EXERCISE TASK: Extract all lines that hold the string "바랍니다".

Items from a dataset
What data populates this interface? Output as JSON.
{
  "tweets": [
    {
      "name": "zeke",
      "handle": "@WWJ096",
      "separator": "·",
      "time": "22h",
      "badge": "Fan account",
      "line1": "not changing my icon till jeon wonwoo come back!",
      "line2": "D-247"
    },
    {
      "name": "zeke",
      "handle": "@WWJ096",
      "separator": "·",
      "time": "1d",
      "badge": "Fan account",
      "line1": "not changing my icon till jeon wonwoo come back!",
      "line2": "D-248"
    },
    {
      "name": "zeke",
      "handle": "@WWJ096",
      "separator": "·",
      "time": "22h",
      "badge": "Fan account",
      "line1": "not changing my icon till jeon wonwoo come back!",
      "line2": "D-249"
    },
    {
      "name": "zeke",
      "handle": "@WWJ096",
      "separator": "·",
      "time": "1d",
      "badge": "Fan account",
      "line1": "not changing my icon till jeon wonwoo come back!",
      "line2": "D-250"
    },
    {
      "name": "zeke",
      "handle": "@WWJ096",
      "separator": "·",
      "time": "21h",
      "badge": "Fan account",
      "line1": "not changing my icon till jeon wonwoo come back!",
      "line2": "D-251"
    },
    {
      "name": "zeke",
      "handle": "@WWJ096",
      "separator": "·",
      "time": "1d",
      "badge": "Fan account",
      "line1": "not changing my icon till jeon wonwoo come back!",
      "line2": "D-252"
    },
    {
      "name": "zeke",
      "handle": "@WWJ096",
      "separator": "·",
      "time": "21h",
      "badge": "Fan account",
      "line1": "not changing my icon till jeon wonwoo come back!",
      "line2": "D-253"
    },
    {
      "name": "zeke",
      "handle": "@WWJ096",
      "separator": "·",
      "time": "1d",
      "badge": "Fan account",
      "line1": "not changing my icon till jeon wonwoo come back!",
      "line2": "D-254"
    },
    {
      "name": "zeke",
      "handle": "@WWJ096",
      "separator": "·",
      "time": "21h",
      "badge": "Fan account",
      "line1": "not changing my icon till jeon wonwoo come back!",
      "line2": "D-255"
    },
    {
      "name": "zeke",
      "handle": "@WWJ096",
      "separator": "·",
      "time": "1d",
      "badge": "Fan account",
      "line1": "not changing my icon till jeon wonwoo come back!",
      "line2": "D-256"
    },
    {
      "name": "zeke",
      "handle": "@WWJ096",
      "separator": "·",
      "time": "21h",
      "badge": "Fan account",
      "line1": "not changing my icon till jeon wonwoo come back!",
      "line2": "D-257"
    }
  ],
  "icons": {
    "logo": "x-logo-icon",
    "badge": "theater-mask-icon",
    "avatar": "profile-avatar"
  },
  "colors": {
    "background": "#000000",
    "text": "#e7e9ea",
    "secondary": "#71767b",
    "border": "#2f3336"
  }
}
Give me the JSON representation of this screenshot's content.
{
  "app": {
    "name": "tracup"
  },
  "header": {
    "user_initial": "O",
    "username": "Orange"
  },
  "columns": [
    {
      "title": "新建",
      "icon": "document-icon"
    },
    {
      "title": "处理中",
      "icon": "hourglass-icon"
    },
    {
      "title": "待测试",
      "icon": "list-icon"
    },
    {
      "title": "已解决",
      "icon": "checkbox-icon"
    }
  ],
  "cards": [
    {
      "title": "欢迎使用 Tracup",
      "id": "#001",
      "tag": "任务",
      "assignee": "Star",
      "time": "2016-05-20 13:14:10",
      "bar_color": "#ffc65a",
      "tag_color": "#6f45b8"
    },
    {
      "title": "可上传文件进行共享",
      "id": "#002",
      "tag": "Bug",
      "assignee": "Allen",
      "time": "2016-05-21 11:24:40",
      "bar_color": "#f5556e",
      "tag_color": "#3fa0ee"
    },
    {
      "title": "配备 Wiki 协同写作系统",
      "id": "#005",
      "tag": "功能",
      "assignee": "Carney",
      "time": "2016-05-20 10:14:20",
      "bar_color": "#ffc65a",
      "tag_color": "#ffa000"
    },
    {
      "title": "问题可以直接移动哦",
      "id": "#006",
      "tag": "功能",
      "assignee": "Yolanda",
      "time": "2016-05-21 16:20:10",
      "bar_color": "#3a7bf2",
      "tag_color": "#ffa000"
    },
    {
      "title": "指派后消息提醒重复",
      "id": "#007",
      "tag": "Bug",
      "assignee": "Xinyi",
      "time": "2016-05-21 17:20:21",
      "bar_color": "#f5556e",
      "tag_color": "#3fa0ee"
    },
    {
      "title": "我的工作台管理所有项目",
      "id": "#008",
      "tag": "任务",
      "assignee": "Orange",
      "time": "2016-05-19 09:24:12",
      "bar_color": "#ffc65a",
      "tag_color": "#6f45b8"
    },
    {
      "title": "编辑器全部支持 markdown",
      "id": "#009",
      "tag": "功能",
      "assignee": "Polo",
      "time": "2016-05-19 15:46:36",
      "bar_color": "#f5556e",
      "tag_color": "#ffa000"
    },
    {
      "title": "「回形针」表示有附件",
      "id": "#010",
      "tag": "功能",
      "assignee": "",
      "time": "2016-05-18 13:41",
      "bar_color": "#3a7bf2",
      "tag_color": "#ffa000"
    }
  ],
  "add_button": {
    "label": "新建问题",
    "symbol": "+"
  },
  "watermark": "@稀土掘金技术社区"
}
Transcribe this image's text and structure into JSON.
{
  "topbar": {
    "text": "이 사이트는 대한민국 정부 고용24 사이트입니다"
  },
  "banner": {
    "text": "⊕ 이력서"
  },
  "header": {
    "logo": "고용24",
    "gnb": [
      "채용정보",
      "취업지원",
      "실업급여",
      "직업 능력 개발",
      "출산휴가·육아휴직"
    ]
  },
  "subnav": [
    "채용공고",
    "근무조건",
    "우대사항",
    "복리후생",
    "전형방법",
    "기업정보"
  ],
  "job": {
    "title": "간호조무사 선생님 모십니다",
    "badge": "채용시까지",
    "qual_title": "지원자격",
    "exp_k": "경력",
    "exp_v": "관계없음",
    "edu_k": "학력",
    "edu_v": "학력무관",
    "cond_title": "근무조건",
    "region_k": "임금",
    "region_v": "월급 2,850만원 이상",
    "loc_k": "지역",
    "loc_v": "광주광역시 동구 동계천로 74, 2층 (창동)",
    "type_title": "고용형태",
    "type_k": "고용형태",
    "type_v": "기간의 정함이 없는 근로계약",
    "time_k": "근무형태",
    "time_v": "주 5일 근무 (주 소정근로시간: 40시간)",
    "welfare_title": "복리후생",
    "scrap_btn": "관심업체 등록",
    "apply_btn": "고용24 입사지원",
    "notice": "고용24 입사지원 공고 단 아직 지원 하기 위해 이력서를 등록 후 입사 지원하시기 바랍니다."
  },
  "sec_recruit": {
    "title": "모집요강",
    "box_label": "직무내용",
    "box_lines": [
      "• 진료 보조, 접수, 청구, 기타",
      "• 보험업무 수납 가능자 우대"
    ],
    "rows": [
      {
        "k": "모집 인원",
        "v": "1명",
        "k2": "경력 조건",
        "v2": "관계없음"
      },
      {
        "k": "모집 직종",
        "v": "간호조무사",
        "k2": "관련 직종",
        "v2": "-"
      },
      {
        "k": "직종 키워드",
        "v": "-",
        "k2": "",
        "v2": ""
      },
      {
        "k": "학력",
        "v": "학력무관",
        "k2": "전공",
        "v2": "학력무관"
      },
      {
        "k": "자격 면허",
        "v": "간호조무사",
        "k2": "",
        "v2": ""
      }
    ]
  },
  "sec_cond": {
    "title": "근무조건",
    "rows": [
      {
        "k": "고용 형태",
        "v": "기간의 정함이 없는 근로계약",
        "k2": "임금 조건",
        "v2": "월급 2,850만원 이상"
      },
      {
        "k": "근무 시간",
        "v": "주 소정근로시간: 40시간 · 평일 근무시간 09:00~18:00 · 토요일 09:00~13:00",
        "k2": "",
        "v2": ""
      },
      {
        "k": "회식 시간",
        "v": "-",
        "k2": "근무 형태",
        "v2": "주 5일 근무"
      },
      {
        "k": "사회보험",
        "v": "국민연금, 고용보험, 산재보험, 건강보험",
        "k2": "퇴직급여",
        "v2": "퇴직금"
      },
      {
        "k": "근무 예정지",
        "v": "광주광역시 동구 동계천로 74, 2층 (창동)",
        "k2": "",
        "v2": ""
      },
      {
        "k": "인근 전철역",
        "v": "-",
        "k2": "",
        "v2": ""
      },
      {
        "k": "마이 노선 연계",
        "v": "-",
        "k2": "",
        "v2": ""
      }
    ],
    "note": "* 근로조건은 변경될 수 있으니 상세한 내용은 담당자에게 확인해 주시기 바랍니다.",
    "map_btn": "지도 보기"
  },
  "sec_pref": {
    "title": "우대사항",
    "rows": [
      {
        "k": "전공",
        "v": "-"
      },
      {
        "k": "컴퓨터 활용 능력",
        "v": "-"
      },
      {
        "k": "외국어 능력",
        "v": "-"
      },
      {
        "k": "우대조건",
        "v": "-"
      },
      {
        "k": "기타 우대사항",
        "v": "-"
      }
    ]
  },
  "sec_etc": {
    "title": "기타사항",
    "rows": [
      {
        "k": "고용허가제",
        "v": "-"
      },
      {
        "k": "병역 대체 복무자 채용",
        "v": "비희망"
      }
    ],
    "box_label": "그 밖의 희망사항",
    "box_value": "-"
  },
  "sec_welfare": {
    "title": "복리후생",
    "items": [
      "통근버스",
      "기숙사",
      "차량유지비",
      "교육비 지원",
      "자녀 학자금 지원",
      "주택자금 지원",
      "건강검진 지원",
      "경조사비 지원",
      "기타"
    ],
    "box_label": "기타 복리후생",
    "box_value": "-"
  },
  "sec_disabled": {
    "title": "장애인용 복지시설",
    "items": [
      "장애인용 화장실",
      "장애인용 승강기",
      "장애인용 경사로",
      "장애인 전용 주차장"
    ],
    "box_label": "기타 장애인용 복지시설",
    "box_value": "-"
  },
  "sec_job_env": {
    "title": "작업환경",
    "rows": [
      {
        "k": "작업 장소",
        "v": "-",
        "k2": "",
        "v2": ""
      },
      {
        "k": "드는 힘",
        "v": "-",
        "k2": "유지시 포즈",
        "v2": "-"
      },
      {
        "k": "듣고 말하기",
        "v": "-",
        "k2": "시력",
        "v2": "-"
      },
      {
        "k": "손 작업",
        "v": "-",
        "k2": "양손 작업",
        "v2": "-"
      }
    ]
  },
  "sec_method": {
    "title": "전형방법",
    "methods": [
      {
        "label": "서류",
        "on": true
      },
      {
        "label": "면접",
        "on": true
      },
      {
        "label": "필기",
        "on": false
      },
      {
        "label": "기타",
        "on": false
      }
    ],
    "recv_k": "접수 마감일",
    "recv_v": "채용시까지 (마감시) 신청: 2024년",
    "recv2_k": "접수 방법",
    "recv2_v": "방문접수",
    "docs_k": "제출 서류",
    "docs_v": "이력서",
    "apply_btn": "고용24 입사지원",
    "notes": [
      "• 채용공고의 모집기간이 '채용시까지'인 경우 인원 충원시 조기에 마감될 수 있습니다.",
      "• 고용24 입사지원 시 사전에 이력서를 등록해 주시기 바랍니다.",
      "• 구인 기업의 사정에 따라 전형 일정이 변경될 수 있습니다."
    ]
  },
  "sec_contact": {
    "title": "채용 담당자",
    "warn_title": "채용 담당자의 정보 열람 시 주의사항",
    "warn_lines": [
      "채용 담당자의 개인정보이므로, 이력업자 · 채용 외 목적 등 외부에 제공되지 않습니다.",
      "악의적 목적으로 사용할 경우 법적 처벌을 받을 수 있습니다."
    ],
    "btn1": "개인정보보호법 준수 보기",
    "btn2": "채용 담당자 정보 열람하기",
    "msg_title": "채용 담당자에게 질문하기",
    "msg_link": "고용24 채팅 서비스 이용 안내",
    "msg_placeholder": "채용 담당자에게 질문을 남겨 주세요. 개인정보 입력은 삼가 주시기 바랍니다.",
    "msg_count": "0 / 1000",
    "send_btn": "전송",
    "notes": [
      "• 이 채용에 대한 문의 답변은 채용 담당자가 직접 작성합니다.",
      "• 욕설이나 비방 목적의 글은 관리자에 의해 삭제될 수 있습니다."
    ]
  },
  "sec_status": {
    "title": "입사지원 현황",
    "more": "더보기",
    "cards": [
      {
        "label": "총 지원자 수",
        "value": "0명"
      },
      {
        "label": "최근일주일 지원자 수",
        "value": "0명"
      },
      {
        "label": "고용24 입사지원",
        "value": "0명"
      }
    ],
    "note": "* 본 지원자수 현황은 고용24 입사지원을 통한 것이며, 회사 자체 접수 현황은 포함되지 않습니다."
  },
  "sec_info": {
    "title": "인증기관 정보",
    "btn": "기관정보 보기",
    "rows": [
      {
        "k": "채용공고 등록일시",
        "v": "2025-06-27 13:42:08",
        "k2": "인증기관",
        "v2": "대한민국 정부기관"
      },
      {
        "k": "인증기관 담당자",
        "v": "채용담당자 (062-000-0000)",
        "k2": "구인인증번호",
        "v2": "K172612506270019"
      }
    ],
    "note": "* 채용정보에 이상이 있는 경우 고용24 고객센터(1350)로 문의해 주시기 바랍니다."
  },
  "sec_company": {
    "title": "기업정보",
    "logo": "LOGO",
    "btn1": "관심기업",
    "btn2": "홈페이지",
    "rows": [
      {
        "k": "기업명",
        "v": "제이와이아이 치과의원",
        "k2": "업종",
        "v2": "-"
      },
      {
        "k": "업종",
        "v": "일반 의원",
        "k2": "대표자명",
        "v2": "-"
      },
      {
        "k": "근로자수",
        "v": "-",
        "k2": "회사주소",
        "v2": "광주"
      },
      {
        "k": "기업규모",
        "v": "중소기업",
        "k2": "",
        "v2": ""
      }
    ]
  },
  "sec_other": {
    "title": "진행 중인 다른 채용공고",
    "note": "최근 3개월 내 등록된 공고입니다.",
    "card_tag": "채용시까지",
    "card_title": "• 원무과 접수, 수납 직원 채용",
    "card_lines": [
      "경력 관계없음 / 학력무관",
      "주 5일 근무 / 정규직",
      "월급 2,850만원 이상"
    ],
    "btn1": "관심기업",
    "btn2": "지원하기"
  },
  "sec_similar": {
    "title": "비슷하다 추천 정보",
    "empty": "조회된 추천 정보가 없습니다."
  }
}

WRITTEN RESPONSE:
    "notice": "고용24 입사지원 공고 단 아직 지원 하기 위해 이력서를 등록 후 입사 지원하시기 바랍니다."
    "note": "* 근로조건은 변경될 수 있으니 상세한 내용은 담당자에게 확인해 주시기 바랍니다.",
      "• 고용24 입사지원 시 사전에 이력서를 등록해 주시기 바랍니다.",
    "msg_placeholder": "채용 담당자에게 질문을 남겨 주세요. 개인정보 입력은 삼가 주시기 바랍니다.",
    "note": "* 채용정보에 이상이 있는 경우 고용24 고객센터(1350)로 문의해 주시기 바랍니다."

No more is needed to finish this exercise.